[Goal of the exercise]
Return all lines with the word "image" in them.

[Provided records]
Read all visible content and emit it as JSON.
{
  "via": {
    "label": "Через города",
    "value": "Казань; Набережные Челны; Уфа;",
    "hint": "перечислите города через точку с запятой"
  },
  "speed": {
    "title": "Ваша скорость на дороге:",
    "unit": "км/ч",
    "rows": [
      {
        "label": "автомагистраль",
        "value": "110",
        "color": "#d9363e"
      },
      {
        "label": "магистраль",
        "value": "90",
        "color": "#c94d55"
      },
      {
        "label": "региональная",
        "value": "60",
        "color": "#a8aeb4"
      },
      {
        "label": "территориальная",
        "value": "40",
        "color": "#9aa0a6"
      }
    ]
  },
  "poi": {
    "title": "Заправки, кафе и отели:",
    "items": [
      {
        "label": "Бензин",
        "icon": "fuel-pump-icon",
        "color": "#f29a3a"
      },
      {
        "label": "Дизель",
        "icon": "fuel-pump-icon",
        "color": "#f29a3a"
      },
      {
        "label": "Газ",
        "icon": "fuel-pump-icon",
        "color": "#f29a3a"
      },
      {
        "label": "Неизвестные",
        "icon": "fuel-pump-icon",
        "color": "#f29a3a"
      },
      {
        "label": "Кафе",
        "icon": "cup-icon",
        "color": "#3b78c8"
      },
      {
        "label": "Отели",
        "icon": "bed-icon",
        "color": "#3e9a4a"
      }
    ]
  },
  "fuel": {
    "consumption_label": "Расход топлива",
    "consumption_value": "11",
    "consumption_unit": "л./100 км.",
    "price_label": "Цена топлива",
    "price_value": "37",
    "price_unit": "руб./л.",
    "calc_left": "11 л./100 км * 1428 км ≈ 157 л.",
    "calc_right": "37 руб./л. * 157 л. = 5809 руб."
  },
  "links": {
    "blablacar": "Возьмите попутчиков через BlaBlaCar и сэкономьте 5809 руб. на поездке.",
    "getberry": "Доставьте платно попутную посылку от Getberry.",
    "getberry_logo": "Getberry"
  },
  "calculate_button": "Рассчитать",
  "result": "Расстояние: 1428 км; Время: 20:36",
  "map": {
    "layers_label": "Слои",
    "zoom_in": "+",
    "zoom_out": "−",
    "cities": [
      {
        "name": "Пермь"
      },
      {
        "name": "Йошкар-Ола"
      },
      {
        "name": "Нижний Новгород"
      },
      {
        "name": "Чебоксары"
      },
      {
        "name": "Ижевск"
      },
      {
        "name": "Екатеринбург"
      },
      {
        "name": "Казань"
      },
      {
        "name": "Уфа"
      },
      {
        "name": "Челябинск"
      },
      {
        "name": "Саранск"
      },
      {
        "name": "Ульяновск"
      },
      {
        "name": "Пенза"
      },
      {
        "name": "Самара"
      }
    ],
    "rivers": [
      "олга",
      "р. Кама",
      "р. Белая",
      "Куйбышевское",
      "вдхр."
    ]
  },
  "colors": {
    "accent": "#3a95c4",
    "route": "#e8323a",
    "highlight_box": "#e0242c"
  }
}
==
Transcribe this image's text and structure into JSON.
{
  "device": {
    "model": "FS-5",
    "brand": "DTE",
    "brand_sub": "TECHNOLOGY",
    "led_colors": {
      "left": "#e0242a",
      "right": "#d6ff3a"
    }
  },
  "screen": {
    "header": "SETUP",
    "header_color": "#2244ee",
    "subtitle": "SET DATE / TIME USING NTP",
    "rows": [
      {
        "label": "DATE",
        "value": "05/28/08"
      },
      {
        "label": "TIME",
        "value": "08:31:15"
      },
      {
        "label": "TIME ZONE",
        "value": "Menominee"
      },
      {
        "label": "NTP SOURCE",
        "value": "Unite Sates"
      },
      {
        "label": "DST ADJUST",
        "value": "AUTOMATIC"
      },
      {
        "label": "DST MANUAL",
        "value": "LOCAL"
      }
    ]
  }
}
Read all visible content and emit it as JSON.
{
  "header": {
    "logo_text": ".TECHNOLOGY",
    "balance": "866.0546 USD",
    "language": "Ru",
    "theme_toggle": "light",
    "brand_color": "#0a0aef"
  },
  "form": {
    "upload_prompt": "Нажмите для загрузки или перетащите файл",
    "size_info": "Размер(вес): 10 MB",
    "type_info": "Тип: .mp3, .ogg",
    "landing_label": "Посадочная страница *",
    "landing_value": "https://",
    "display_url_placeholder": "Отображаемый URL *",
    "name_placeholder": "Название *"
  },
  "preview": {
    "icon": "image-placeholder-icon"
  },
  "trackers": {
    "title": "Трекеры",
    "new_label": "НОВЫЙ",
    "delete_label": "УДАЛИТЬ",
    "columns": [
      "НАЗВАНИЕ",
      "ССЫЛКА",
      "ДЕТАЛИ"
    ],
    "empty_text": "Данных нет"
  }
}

[Solution]
Transcribe this image's text and structure into JSON.
    "icon": "image-placeholder-icon"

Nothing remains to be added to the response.